Output all of the entries below precisely as written.

GIVEN ENTRIES »
-- Begin --
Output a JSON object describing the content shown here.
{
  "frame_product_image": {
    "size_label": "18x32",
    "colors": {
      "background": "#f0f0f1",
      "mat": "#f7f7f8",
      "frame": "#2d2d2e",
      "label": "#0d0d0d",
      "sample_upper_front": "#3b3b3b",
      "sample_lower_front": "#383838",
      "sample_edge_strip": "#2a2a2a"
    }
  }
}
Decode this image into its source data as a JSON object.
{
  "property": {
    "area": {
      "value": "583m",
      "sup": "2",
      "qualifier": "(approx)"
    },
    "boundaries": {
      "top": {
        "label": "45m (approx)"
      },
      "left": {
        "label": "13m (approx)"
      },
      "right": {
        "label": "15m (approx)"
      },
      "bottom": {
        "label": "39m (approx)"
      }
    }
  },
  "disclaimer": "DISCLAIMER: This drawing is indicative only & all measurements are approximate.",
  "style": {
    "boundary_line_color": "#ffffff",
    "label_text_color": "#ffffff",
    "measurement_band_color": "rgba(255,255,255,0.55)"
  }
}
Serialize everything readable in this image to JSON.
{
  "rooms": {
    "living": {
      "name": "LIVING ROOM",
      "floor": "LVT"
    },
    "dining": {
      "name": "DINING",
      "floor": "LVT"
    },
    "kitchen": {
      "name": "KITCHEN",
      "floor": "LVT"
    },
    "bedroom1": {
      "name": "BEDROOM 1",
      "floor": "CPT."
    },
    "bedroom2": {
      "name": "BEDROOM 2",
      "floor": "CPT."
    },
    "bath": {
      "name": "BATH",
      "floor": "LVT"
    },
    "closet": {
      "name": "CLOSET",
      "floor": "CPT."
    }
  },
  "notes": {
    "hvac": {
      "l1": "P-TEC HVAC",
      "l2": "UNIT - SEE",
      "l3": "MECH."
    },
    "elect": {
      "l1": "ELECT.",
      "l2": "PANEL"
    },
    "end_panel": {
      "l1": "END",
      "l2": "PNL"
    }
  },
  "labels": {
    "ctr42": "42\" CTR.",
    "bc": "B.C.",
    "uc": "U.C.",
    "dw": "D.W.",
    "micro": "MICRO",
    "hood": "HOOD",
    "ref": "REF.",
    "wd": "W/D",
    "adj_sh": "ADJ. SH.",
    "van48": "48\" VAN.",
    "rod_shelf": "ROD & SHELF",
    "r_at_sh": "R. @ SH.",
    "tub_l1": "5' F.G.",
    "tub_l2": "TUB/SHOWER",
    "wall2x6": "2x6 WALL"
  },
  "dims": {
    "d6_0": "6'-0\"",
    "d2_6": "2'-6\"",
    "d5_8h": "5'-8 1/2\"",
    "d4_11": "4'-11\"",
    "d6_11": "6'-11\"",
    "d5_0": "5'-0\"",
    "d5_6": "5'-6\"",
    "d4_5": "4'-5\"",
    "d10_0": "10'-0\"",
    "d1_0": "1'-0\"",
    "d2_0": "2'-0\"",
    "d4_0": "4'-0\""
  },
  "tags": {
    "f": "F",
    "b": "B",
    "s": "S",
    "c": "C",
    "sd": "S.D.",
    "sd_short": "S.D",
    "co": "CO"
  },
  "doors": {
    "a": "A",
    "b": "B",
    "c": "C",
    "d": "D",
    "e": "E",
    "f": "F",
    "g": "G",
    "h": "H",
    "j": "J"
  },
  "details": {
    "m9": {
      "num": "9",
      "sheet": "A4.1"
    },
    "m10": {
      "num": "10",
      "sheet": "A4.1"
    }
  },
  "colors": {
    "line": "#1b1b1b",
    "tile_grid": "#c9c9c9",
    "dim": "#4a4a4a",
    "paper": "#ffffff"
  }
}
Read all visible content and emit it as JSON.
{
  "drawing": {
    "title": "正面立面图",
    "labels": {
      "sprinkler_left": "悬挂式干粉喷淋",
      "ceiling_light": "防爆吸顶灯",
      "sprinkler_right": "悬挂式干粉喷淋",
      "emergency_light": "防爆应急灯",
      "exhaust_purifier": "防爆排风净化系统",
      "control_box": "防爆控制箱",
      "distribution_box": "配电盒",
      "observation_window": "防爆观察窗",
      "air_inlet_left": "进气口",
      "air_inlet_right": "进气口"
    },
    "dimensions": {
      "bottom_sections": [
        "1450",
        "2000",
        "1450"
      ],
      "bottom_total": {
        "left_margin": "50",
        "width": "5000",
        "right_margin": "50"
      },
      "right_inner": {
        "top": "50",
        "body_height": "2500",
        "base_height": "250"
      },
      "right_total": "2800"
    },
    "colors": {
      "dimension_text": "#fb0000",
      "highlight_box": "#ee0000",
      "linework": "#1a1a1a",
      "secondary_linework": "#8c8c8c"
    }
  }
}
-- End --
CORRECT OUTPUT »
Output a JSON object describing the content shown here.
{
  "frame_product_image": {
    "size_label": "18x32",
    "colors": {
      "background": "#f0f0f1",
      "mat": "#f7f7f8",
      "frame": "#2d2d2e",
      "label": "#0d0d0d",
      "sample_upper_front": "#3b3b3b",
      "sample_lower_front": "#383838",
      "sample_edge_strip": "#2a2a2a"
    }
  }
}
Decode this image into its source data as a JSON object.
{
  "property": {
    "area": {
      "value": "583m",
      "sup": "2",
      "qualifier": "(approx)"
    },
    "boundaries": {
      "top": {
        "label": "45m (approx)"
      },
      "left": {
        "label": "13m (approx)"
      },
      "right": {
        "label": "15m (approx)"
      },
      "bottom": {
        "label": "39m (approx)"
      }
    }
  },
  "disclaimer": "DISCLAIMER: This drawing is indicative only & all measurements are approximate.",
  "style": {
    "boundary_line_color": "#ffffff",
    "label_text_color": "#ffffff",
    "measurement_band_color": "rgba(255,255,255,0.55)"
  }
}
Serialize everything readable in this image to JSON.
{
  "rooms": {
    "living": {
      "name": "LIVING ROOM",
      "floor": "LVT"
    },
    "dining": {
      "name": "DINING",
      "floor": "LVT"
    },
    "kitchen": {
      "name": "KITCHEN",
      "floor": "LVT"
    },
    "bedroom1": {
      "name": "BEDROOM 1",
      "floor": "CPT."
    },
    "bedroom2": {
      "name": "BEDROOM 2",
      "floor": "CPT."
    },
    "bath": {
      "name": "BATH",
      "floor": "LVT"
    },
    "closet": {
      "name": "CLOSET",
      "floor": "CPT."
    }
  },
  "notes": {
    "hvac": {
      "l1": "P-TEC HVAC",
      "l2": "UNIT - SEE",
      "l3": "MECH."
    },
    "elect": {
      "l1": "ELECT.",
      "l2": "PANEL"
    },
    "end_panel": {
      "l1": "END",
      "l2": "PNL"
    }
  },
  "labels": {
    "ctr42": "42\" CTR.",
    "bc": "B.C.",
    "uc": "U.C.",
    "dw": "D.W.",
    "micro": "MICRO",
    "hood": "HOOD",
    "ref": "REF.",
    "wd": "W/D",
    "adj_sh": "ADJ. SH.",
    "van48": "48\" VAN.",
    "rod_shelf": "ROD & SHELF",
    "r_at_sh": "R. @ SH.",
    "tub_l1": "5' F.G.",
    "tub_l2": "TUB/SHOWER",
    "wall2x6": "2x6 WALL"
  },
  "dims": {
    "d6_0": "6'-0\"",
    "d2_6": "2'-6\"",
    "d5_8h": "5'-8 1/2\"",
    "d4_11": "4'-11\"",
    "d6_11": "6'-11\"",
    "d5_0": "5'-0\"",
    "d5_6": "5'-6\"",
    "d4_5": "4'-5\"",
    "d10_0": "10'-0\"",
    "d1_0": "1'-0\"",
    "d2_0": "2'-0\"",
    "d4_0": "4'-0\""
  },
  "tags": {
    "f": "F",
    "b": "B",
    "s": "S",
    "c": "C",
    "sd": "S.D.",
    "sd_short": "S.D",
    "co": "CO"
  },
  "doors": {
    "a": "A",
    "b": "B",
    "c": "C",
    "d": "D",
    "e": "E",
    "f": "F",
    "g": "G",
    "h": "H",
    "j": "J"
  },
  "details": {
    "m9": {
      "num": "9",
      "sheet": "A4.1"
    },
    "m10": {
      "num": "10",
      "sheet": "A4.1"
    }
  },
  "colors": {
    "line": "#1b1b1b",
    "tile_grid": "#c9c9c9",
    "dim": "#4a4a4a",
    "paper": "#ffffff"
  }
}
Read all visible content and emit it as JSON.
{
  "drawing": {
    "title": "正面立面图",
    "labels": {
      "sprinkler_left": "悬挂式干粉喷淋",
      "ceiling_light": "防爆吸顶灯",
      "sprinkler_right": "悬挂式干粉喷淋",
      "emergency_light": "防爆应急灯",
      "exhaust_purifier": "防爆排风净化系统",
      "control_box": "防爆控制箱",
      "distribution_box": "配电盒",
      "observation_window": "防爆观察窗",
      "air_inlet_left": "进气口",
      "air_inlet_right": "进气口"
    },
    "dimensions": {
      "bottom_sections": [
        "1450",
        "2000",
        "1450"
      ],
      "bottom_total": {
        "left_margin": "50",
        "width": "5000",
        "right_margin": "50"
      },
      "right_inner": {
        "top": "50",
        "body_height": "2500",
        "base_height": "250"
      },
      "right_total": "2800"
    },
    "colors": {
      "dimension_text": "#fb0000",
      "highlight_box": "#ee0000",
      "linework": "#1a1a1a",
      "secondary_linework": "#8c8c8c"
    }
  }
}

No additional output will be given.